STATED EXERCISE
Without the pictures, set down every line of the data exactly.

PROVIDED RECORDS

Start

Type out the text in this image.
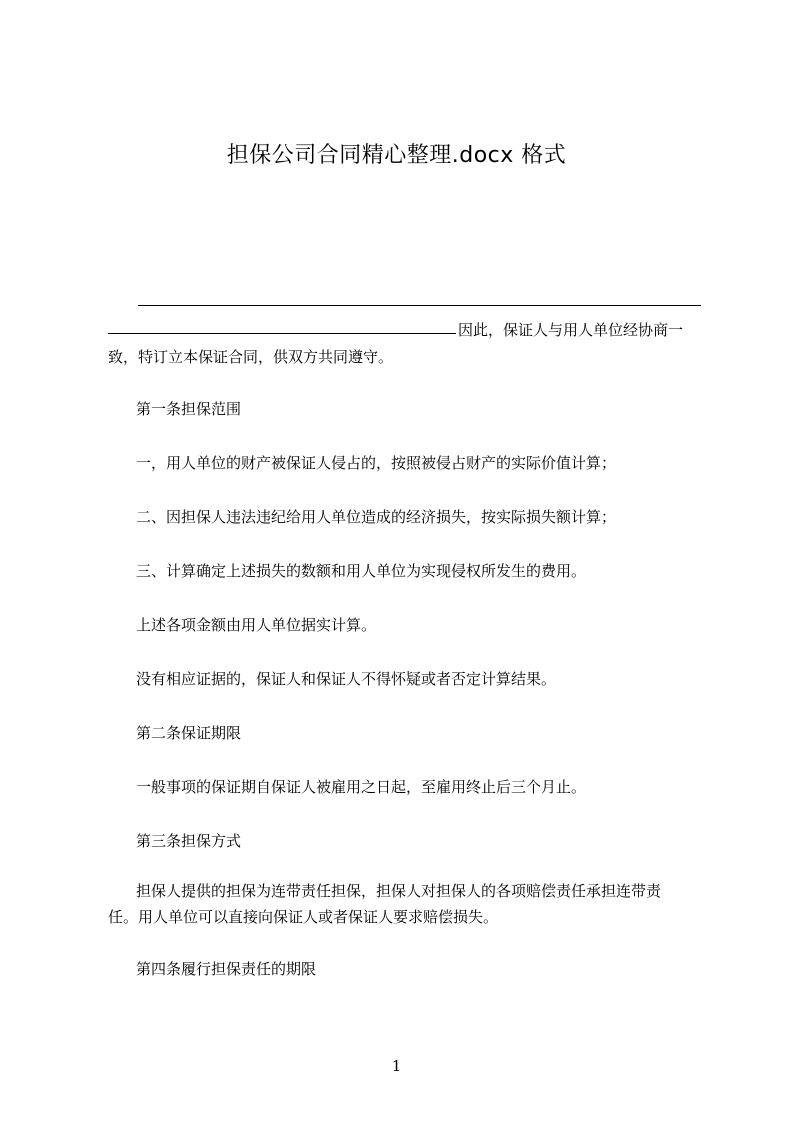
担保公司合同精心整理.docx 格式
因此，保证人与用人单位经协商一
致，特订立本保证合同，供双方共同遵守。
第一条担保范围
一，用人单位的财产被保证人侵占的，按照被侵占财产的实际价值计算；
二、因担保人违法违纪给用人单位造成的经济损失，按实际损失额计算；
三、计算确定上述损失的数额和用人单位为实现侵权所发生的费用。
上述各项金额由用人单位据实计算。
没有相应证据的，保证人和保证人不得怀疑或者否定计算结果。
第二条保证期限
一般事项的保证期自保证人被雇用之日起，至雇用终止后三个月止。
第三条担保方式
担保人提供的担保为连带责任担保，担保人对担保人的各项赔偿责任承担连带责
任。用人单位可以直接向保证人或者保证人要求赔偿损失。
第四条履行担保责任的期限
1
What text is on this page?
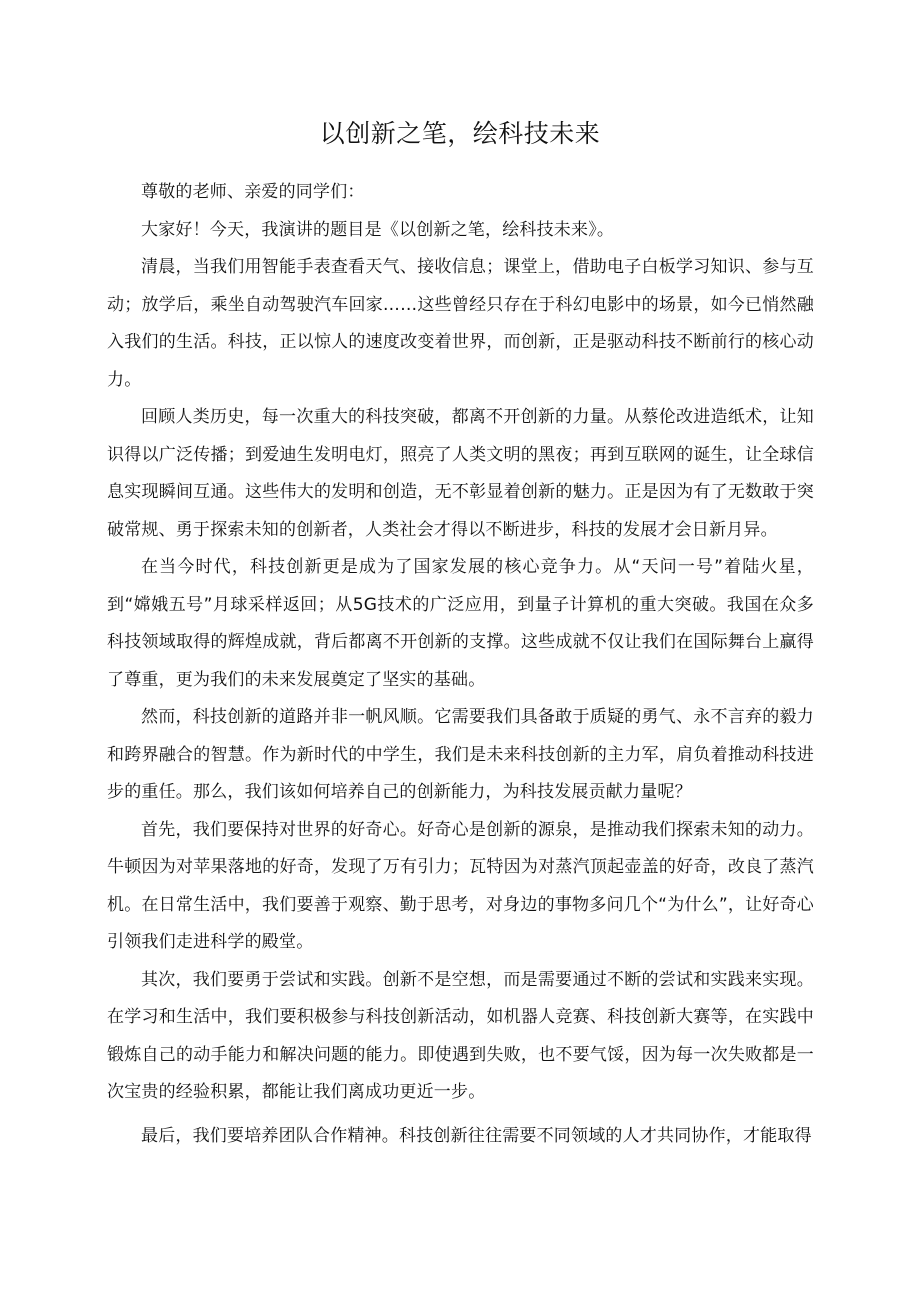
以创新之笔，绘科技未来

尊敬的老师、亲爱的同学们：

大家好！今天，我演讲的题目是《以创新之笔，绘科技未来》。

清晨，当我们用智能手表查看天气、接收信息；课堂上，借助电子白板学习知识、参与互动；放学后，乘坐自动驾驶汽车回家……这些曾经只存在于科幻电影中的场景，如今已悄然融入我们的生活。科技，正以惊人的速度改变着世界，而创新，正是驱动科技不断前行的核心动力。

回顾人类历史，每一次重大的科技突破，都离不开创新的力量。从蔡伦改进造纸术，让知识得以广泛传播；到爱迪生发明电灯，照亮了人类文明的黑夜；再到互联网的诞生，让全球信息实现瞬间互通。这些伟大的发明和创造，无不彰显着创新的魅力。正是因为有了无数敢于突破常规、勇于探索未知的创新者，人类社会才得以不断进步，科技的发展才会日新月异。

在当今时代，科技创新更是成为了国家发展的核心竞争力。从“天问一号”着陆火星，到“嫦娥五号”月球采样返回；从5G技术的广泛应用，到量子计算机的重大突破。我国在众多科技领域取得的辉煌成就，背后都离不开创新的支撑。这些成就不仅让我们在国际舞台上赢得了尊重，更为我们的未来发展奠定了坚实的基础。

然而，科技创新的道路并非一帆风顺。它需要我们具备敢于质疑的勇气、永不言弃的毅力和跨界融合的智慧。作为新时代的中学生，我们是未来科技创新的主力军，肩负着推动科技进步的重任。那么，我们该如何培养自己的创新能力，为科技发展贡献力量呢？

首先，我们要保持对世界的好奇心。好奇心是创新的源泉，是推动我们探索未知的动力。牛顿因为对苹果落地的好奇，发现了万有引力；瓦特因为对蒸汽顶起壶盖的好奇，改良了蒸汽机。在日常生活中，我们要善于观察、勤于思考，对身边的事物多问几个“为什么”，让好奇心引领我们走进科学的殿堂。

其次，我们要勇于尝试和实践。创新不是空想，而是需要通过不断的尝试和实践来实现。在学习和生活中，我们要积极参与科技创新活动，如机器人竞赛、科技创新大赛等，在实践中锻炼自己的动手能力和解决问题的能力。即使遇到失败，也不要气馁，因为每一次失败都是一次宝贵的经验积累，都能让我们离成功更近一步。

最后，我们要培养团队合作精神。科技创新往往需要不同领域的人才共同协作，才能取得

End

EXERCISE RESPONSE
Type out the text in this image.
担保公司合同精心整理.docx 格式
因此，保证人与用人单位经协商一
致，特订立本保证合同，供双方共同遵守。
第一条担保范围
一，用人单位的财产被保证人侵占的，按照被侵占财产的实际价值计算；
二、因担保人违法违纪给用人单位造成的经济损失，按实际损失额计算；
三、计算确定上述损失的数额和用人单位为实现侵权所发生的费用。
上述各项金额由用人单位据实计算。
没有相应证据的，保证人和保证人不得怀疑或者否定计算结果。
第二条保证期限
一般事项的保证期自保证人被雇用之日起，至雇用终止后三个月止。
第三条担保方式
担保人提供的担保为连带责任担保，担保人对担保人的各项赔偿责任承担连带责
任。用人单位可以直接向保证人或者保证人要求赔偿损失。
第四条履行担保责任的期限
1
What text is on this page?
以创新之笔，绘科技未来

尊敬的老师、亲爱的同学们：

大家好！今天，我演讲的题目是《以创新之笔，绘科技未来》。

清晨，当我们用智能手表查看天气、接收信息；课堂上，借助电子白板学习知识、参与互动；放学后，乘坐自动驾驶汽车回家……这些曾经只存在于科幻电影中的场景，如今已悄然融入我们的生活。科技，正以惊人的速度改变着世界，而创新，正是驱动科技不断前行的核心动力。

回顾人类历史，每一次重大的科技突破，都离不开创新的力量。从蔡伦改进造纸术，让知识得以广泛传播；到爱迪生发明电灯，照亮了人类文明的黑夜；再到互联网的诞生，让全球信息实现瞬间互通。这些伟大的发明和创造，无不彰显着创新的魅力。正是因为有了无数敢于突破常规、勇于探索未知的创新者，人类社会才得以不断进步，科技的发展才会日新月异。

在当今时代，科技创新更是成为了国家发展的核心竞争力。从“天问一号”着陆火星，到“嫦娥五号”月球采样返回；从5G技术的广泛应用，到量子计算机的重大突破。我国在众多科技领域取得的辉煌成就，背后都离不开创新的支撑。这些成就不仅让我们在国际舞台上赢得了尊重，更为我们的未来发展奠定了坚实的基础。

然而，科技创新的道路并非一帆风顺。它需要我们具备敢于质疑的勇气、永不言弃的毅力和跨界融合的智慧。作为新时代的中学生，我们是未来科技创新的主力军，肩负着推动科技进步的重任。那么，我们该如何培养自己的创新能力，为科技发展贡献力量呢？

首先，我们要保持对世界的好奇心。好奇心是创新的源泉，是推动我们探索未知的动力。牛顿因为对苹果落地的好奇，发现了万有引力；瓦特因为对蒸汽顶起壶盖的好奇，改良了蒸汽机。在日常生活中，我们要善于观察、勤于思考，对身边的事物多问几个“为什么”，让好奇心引领我们走进科学的殿堂。

其次，我们要勇于尝试和实践。创新不是空想，而是需要通过不断的尝试和实践来实现。在学习和生活中，我们要积极参与科技创新活动，如机器人竞赛、科技创新大赛等，在实践中锻炼自己的动手能力和解决问题的能力。即使遇到失败，也不要气馁，因为每一次失败都是一次宝贵的经验积累，都能让我们离成功更近一步。

最后，我们要培养团队合作精神。科技创新往往需要不同领域的人才共同协作，才能取得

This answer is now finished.